# DIRECTIVE:
Filter these entries so that only lines with the word "Мансийского" remain.

(Dataset rows)
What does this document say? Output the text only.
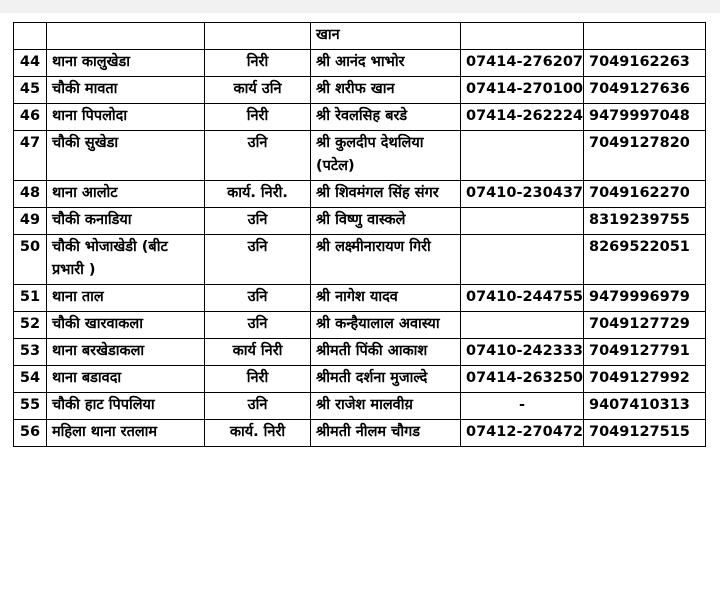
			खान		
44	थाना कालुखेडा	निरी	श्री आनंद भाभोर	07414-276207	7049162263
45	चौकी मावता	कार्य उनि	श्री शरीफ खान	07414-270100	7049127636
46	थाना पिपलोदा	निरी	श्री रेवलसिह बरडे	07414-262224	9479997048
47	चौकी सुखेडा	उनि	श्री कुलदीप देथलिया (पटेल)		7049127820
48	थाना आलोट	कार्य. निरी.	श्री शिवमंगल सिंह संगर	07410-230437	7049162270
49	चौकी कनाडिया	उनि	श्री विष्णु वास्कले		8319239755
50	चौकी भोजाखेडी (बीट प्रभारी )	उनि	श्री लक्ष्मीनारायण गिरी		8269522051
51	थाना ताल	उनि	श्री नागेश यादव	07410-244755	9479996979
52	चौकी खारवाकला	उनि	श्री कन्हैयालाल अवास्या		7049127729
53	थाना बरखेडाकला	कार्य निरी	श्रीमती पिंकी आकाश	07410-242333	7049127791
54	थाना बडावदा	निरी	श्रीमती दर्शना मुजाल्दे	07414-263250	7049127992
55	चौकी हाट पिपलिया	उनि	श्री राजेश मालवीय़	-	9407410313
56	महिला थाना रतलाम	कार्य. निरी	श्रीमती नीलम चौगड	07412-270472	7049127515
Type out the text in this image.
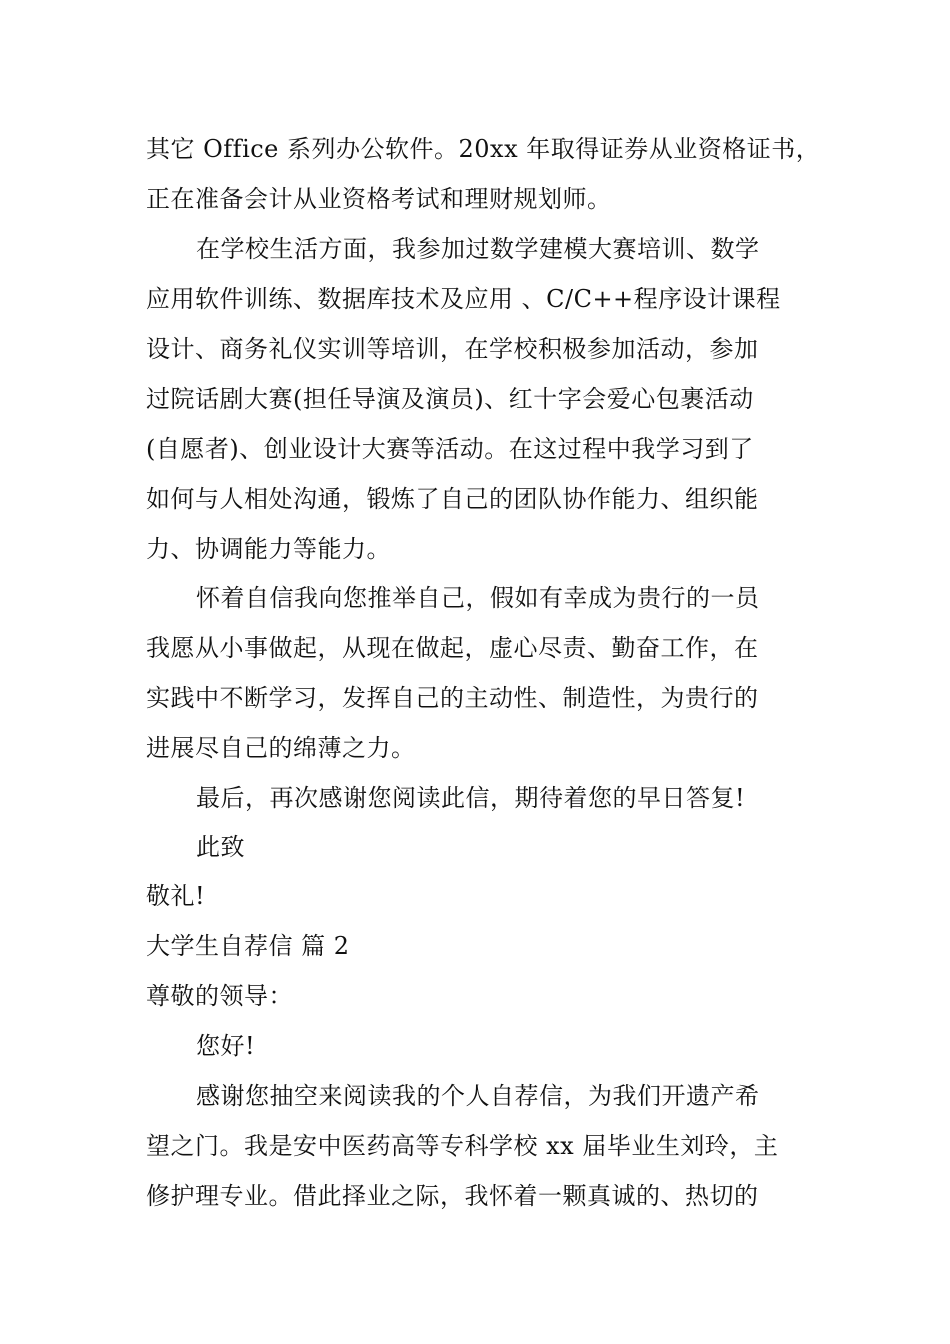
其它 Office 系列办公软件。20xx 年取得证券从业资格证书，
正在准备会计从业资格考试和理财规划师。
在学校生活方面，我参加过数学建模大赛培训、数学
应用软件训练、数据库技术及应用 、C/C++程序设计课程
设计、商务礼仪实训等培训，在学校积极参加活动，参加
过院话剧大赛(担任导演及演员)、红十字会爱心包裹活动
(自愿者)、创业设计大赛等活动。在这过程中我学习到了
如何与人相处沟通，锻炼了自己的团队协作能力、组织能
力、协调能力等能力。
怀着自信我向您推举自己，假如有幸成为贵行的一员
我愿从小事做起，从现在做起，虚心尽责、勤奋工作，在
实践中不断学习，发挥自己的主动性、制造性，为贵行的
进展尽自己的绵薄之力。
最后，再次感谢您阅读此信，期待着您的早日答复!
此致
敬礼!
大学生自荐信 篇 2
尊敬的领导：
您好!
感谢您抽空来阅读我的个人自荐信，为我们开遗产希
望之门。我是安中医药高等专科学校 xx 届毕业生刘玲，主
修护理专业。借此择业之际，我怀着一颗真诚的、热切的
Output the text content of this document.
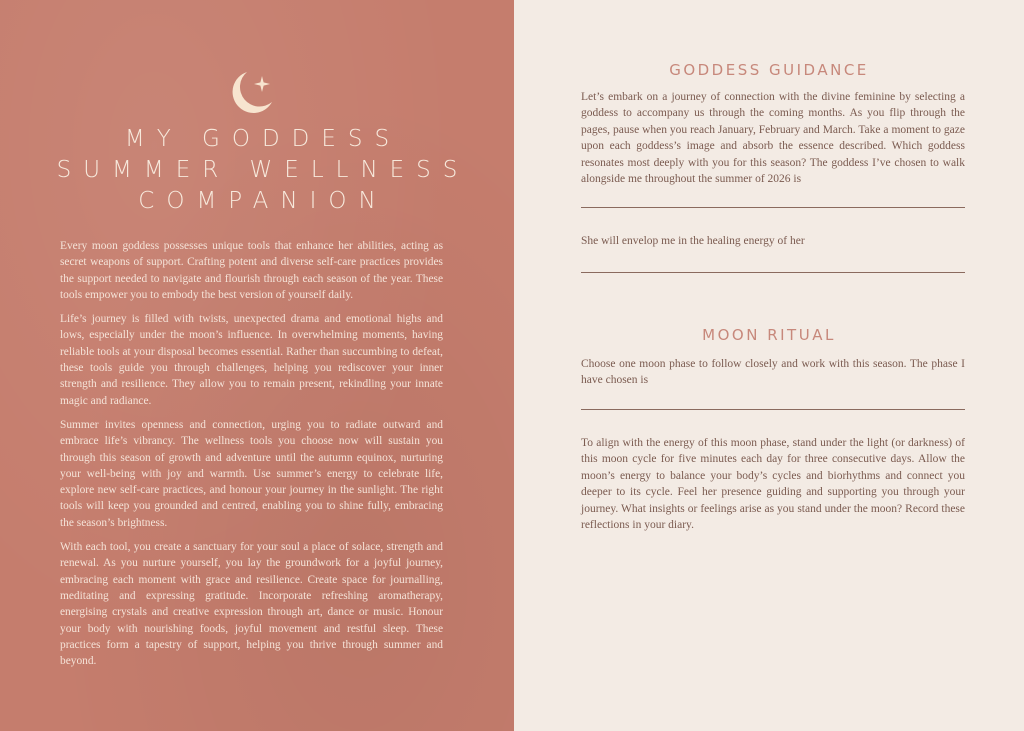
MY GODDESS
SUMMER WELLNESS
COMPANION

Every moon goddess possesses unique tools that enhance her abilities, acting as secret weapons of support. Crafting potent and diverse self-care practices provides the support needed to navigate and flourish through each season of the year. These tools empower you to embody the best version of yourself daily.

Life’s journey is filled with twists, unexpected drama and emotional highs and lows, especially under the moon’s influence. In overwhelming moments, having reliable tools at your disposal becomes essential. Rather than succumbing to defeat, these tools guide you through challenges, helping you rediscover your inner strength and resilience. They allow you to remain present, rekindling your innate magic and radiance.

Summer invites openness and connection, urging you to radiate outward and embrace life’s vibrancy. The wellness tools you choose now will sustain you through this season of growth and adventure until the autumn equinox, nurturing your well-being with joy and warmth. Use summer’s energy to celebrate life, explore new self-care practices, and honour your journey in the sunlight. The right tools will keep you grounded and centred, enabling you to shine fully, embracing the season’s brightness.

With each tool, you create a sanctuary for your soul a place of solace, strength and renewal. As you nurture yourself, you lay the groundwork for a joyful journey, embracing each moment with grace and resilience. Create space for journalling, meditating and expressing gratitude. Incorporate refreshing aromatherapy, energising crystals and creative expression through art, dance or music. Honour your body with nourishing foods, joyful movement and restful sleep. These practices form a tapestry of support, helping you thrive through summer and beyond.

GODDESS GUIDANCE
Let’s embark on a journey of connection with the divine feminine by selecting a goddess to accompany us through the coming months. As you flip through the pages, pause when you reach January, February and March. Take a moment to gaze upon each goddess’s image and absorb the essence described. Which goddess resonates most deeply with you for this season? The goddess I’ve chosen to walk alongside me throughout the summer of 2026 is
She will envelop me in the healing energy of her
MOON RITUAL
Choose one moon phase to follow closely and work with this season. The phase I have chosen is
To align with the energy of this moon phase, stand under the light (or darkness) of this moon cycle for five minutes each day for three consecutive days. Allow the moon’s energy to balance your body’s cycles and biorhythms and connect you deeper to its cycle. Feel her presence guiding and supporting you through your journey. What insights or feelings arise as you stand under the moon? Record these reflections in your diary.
--
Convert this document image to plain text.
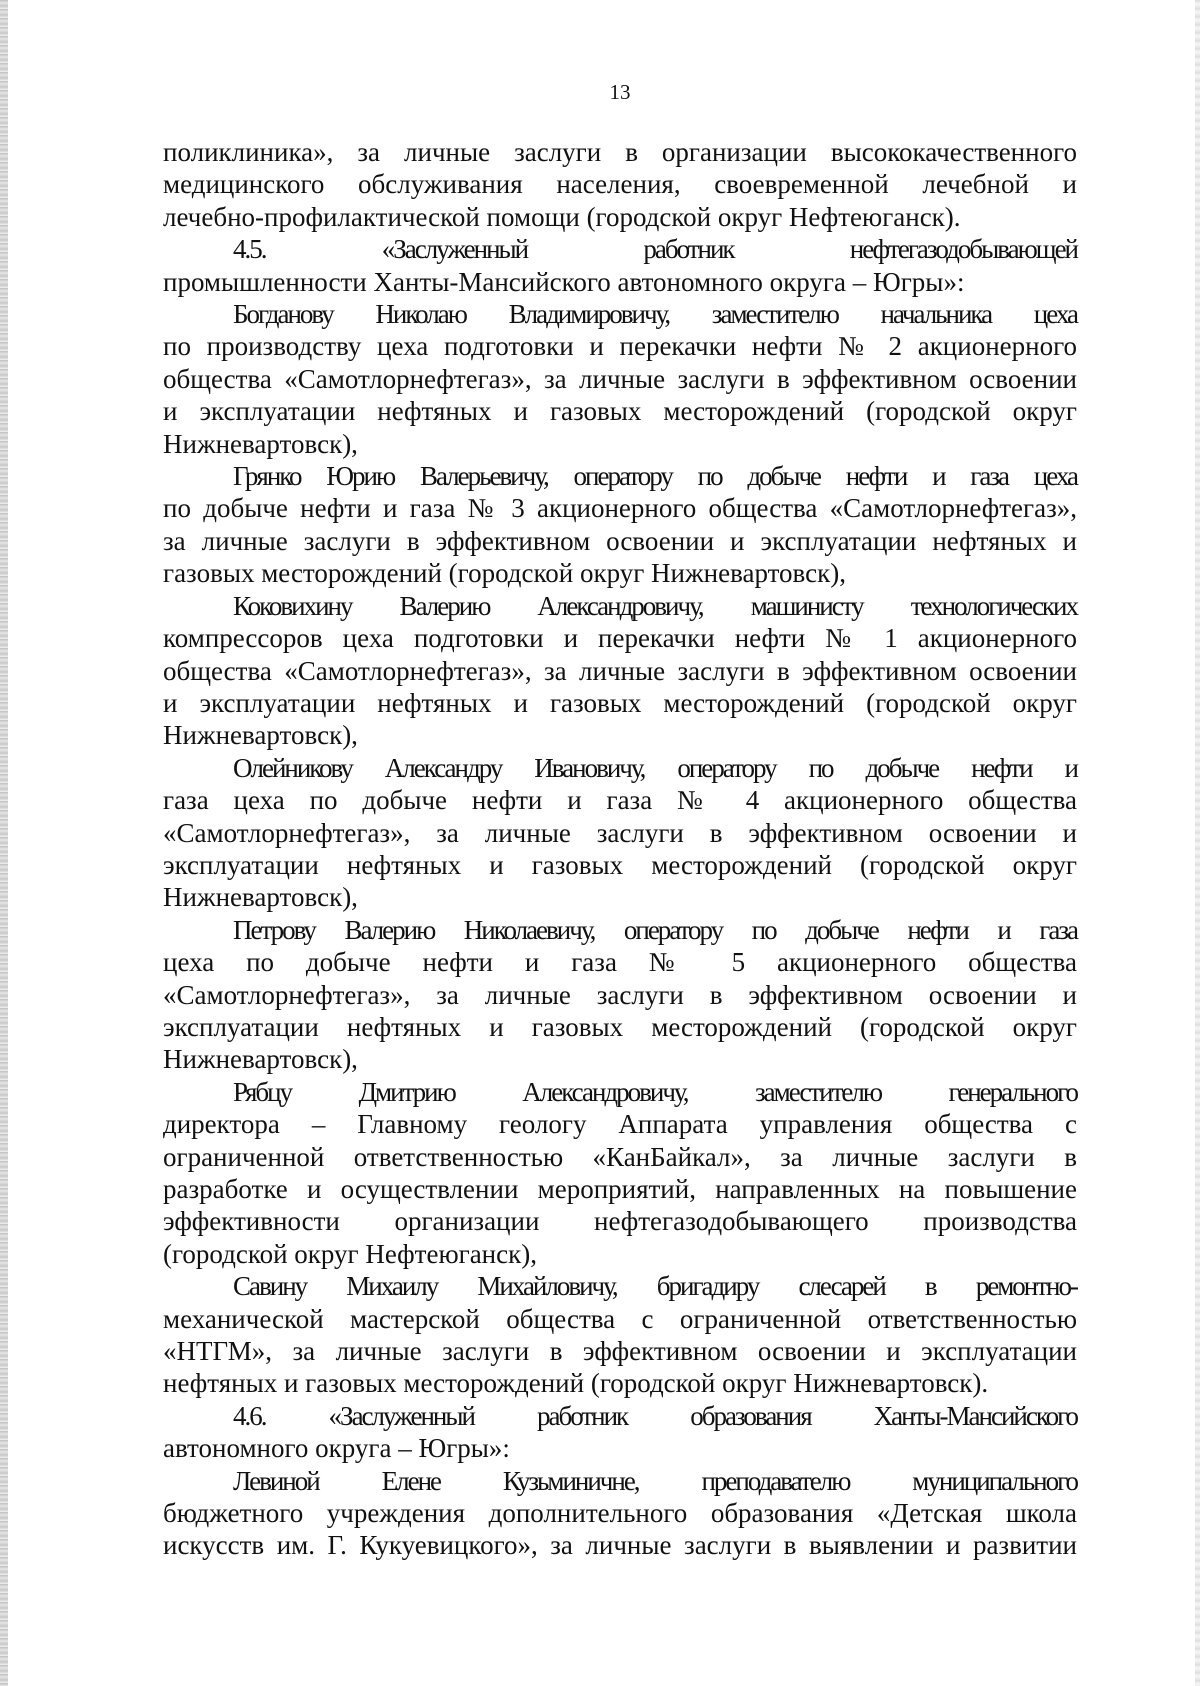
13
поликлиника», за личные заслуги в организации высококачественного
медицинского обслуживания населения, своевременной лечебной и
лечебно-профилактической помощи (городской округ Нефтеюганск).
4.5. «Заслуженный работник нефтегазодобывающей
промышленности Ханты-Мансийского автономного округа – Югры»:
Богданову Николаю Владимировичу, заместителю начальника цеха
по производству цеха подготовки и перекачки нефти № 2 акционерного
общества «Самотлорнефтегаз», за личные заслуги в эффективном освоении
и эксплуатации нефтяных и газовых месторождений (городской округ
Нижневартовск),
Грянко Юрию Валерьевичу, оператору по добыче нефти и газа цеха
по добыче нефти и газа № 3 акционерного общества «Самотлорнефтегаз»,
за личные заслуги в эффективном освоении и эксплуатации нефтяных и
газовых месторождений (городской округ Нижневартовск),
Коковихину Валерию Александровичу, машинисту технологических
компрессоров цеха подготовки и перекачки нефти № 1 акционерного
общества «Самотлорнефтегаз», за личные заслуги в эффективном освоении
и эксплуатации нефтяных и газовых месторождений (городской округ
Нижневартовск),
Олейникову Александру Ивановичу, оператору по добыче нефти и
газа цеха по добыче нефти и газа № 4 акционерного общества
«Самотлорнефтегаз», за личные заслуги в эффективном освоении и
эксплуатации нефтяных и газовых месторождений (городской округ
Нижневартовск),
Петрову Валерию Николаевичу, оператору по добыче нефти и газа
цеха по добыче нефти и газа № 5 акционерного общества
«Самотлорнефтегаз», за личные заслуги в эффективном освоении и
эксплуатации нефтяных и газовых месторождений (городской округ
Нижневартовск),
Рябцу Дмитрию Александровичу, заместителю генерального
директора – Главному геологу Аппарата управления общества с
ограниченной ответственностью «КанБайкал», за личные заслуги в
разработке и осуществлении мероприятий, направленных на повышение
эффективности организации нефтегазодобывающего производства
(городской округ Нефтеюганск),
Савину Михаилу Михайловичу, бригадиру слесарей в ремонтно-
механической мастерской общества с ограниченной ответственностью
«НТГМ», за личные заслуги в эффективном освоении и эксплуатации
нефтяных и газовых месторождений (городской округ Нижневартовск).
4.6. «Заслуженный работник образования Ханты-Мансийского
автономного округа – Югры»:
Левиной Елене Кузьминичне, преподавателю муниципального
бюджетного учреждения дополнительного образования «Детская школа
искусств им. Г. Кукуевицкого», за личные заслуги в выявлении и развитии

# ANSWER TO THE PROBLEM:
промышленности Ханты-Мансийского автономного округа – Югры»:
4.6. «Заслуженный работник образования Ханты-Мансийского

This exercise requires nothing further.